> Source:
Kevin Crossley-Holland
About Author
Kevin Crossley-Holland was born in 1941 and grew up in Buckinghamshire. He studied at Oxford University where he discovered a lifelong passion for myth and legend, and for Anglo-Saxon and medieval English. He worked in publishing for several years and has held a number of academic posts. Kevin has also produced and presented many radio programmes for the BBC and lectures widely.
Kevin Crossley-Holland is well-known for his retelling of traditional tales, most notably in British Folk Tales and The Penguin Book of Norse Myths, and his translations of Anglo Saxon poetry, including Beowulf. He has written seven volumes of poetry, and has worked as a librettist, collaborating with composers such as Sir Arthur Bliss and Nicola Le Fanu. In the world of children's books he is best known for his retellings, and in 1985 he won the Carnegie Medal for his novella, Storm. The Seeing Stone, the first in the Arthur trilogy merging medieval life and Arthurian magic, was published to universal acclaim in 2000, and won The Guardian Children's Fiction Prize 2001 and the Welsh Books Council Tir Na n-Og Award as well as the Smarties Prize Bronze Award. It was also shortlisted for The Whitbread Children's Book of the Year. At the Crossing-Places and King of the Middle March, published in 2001 and 2003, respectively, completed the Arthur trilogy and King Arthur's World was published in 2004 as an ideal accompaniment to the series.

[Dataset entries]

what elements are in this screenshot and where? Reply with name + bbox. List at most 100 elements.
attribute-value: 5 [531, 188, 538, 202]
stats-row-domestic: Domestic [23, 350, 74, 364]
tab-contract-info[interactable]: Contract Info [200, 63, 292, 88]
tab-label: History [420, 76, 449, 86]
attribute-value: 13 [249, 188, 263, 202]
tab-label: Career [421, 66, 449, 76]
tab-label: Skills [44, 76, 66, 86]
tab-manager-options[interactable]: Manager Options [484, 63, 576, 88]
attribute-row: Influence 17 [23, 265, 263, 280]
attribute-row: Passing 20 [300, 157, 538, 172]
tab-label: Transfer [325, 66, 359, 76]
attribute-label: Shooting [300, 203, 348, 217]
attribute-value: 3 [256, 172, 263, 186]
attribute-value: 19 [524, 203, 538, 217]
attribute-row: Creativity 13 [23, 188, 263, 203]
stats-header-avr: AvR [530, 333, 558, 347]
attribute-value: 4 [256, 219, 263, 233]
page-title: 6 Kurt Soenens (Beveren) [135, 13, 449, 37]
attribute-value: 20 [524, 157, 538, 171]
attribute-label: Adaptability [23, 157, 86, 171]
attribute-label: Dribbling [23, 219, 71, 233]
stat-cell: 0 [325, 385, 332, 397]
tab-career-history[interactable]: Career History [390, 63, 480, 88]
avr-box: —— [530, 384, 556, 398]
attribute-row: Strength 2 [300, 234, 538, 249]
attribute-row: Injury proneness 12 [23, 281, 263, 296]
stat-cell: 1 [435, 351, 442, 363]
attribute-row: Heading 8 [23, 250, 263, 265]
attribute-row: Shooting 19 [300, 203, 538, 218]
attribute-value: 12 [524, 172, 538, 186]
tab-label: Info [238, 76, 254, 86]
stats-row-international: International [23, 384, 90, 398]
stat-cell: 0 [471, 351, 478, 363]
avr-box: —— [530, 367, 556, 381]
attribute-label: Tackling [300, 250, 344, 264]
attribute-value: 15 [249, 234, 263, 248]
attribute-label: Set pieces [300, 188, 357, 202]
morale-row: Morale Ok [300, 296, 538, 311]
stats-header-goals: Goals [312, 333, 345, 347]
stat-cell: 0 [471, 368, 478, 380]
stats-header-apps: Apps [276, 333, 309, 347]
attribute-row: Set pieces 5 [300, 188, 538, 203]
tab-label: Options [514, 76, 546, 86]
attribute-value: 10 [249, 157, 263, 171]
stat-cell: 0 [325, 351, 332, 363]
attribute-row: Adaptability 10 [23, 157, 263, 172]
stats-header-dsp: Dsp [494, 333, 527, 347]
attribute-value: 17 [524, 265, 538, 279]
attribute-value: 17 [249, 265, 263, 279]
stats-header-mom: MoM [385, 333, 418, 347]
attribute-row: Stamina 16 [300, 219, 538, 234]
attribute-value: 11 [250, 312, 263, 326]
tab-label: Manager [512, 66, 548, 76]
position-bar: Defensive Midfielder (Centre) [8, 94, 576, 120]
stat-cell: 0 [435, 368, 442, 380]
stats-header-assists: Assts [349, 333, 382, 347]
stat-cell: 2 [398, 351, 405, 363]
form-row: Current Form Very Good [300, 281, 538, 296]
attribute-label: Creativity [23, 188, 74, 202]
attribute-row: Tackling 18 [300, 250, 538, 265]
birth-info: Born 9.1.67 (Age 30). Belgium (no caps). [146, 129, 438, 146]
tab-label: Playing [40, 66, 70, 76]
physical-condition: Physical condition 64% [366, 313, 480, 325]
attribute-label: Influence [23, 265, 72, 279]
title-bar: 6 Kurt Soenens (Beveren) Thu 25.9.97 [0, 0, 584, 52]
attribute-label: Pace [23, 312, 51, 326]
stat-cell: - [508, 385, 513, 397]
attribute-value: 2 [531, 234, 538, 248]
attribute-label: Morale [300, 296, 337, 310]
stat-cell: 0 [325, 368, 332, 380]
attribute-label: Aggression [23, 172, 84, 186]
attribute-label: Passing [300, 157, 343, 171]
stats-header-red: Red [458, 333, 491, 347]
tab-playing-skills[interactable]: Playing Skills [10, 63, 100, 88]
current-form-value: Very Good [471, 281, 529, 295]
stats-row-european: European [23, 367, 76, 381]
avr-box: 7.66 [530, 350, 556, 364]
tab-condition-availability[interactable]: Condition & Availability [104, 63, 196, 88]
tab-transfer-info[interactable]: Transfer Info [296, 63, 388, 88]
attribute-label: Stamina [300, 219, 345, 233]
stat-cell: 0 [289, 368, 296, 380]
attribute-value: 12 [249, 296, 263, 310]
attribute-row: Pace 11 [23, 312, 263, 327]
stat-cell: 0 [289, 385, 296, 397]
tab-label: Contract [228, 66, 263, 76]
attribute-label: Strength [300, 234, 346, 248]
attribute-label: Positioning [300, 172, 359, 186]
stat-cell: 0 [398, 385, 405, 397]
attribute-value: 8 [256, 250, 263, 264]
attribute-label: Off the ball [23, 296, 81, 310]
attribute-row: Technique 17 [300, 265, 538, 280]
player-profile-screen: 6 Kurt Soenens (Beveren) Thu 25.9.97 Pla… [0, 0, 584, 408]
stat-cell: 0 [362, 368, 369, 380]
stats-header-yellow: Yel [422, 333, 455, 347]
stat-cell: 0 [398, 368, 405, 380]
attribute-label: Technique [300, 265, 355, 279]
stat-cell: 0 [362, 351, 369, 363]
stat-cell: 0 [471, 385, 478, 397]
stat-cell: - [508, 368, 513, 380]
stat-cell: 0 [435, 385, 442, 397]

> Direction:
Reproduce the Kevin Crossley-Holland biography from the top of the page in full, word for word.

> Answer for the task:
Kevin Crossley-Holland
About Author
Kevin Crossley-Holland was born in 1941 and grew up in Buckinghamshire. He studied at Oxford University where he discovered a lifelong passion for myth and legend, and for Anglo-Saxon and medieval English. He worked in publishing for several years and has held a number of academic posts. Kevin has also produced and presented many radio programmes for the BBC and lectures widely.
Kevin Crossley-Holland is well-known for his retelling of traditional tales, most notably in British Folk Tales and The Penguin Book of Norse Myths, and his translations of Anglo Saxon poetry, including Beowulf. He has written seven volumes of poetry, and has worked as a librettist, collaborating with composers such as Sir Arthur Bliss and Nicola Le Fanu. In the world of children's books he is best known for his retellings, and in 1985 he won the Carnegie Medal for his novella, Storm. The Seeing Stone, the first in the Arthur trilogy merging medieval life and Arthurian magic, was published to universal acclaim in 2000, and won The Guardian Children's Fiction Prize 2001 and the Welsh Books Council Tir Na n-Og Award as well as the Smarties Prize Bronze Award. It was also shortlisted for The Whitbread Children's Book of the Year. At the Crossing-Places and King of the Middle March, published in 2001 and 2003, respectively, completed the Arthur trilogy and King Arthur's World was published in 2004 as an ideal accompaniment to the series.